Check each line of the material below for "sorted", then copy the ones that contain it.

▼

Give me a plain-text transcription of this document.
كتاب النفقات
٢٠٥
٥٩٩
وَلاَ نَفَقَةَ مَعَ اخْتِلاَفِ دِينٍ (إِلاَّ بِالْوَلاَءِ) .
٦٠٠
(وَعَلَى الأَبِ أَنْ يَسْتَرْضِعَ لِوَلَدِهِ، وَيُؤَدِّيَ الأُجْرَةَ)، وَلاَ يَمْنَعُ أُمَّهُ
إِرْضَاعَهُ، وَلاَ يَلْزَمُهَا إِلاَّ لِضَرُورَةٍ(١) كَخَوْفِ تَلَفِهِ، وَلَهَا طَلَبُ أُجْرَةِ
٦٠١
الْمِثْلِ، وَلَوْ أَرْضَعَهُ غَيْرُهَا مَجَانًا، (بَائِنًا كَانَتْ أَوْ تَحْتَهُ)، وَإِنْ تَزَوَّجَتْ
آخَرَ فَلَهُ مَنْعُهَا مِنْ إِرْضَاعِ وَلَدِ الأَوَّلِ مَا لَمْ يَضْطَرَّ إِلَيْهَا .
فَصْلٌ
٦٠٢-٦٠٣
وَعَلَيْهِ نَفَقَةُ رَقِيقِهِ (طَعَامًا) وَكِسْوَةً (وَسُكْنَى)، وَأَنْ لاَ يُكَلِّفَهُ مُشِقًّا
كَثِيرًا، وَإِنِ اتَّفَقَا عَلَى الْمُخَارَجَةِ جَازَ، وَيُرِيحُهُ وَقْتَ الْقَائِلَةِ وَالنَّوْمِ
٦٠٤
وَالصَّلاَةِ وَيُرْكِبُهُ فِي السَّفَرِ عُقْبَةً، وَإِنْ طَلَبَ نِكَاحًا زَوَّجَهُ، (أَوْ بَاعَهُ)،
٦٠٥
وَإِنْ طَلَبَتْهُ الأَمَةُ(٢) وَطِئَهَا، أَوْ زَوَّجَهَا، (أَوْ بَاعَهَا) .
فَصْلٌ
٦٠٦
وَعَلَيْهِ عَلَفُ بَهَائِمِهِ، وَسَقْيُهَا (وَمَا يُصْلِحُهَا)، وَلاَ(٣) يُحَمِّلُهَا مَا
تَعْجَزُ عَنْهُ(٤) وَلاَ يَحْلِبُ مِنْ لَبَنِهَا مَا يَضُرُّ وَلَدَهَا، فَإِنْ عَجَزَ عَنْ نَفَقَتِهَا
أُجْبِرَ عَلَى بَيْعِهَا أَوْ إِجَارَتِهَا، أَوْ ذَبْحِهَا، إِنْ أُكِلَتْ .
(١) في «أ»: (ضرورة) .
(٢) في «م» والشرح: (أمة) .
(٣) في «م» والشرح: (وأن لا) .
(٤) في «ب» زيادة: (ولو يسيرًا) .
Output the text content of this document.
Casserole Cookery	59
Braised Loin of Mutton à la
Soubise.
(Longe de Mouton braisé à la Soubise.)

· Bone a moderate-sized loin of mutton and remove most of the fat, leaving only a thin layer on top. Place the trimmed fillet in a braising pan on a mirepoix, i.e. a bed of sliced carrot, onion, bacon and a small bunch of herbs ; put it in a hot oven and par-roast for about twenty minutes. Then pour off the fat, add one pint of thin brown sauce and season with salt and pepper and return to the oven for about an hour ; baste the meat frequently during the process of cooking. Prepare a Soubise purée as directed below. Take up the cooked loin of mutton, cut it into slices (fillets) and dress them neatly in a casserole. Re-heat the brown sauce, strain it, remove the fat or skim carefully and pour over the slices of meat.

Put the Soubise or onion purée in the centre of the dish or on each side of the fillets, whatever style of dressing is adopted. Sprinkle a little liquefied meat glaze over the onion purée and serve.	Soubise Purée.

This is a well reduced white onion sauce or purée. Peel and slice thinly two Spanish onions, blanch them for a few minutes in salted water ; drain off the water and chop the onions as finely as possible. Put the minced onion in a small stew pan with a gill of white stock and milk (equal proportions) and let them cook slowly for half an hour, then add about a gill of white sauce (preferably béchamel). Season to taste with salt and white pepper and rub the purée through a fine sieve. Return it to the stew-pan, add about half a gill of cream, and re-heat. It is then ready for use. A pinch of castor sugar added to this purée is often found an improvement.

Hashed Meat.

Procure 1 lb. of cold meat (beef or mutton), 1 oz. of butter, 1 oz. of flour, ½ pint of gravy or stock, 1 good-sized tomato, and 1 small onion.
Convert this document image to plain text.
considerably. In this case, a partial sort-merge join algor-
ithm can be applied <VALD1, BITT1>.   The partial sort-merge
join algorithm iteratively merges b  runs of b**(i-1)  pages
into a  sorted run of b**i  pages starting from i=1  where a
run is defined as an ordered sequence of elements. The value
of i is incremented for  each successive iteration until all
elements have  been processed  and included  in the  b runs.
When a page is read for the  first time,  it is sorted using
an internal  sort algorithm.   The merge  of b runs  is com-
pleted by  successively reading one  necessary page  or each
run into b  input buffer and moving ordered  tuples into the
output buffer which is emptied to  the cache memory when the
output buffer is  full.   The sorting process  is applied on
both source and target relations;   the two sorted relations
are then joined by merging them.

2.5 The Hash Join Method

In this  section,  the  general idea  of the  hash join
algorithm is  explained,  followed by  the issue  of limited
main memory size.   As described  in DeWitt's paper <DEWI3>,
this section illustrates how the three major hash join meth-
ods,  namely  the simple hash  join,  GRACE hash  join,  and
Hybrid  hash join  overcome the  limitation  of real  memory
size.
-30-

▲

■ **EXERCISE RESULT**:
into a  sorted run of b**i  pages starting from i=1  where a
When a page is read for the  first time,  it is sorted using
both source and target relations;   the two sorted relations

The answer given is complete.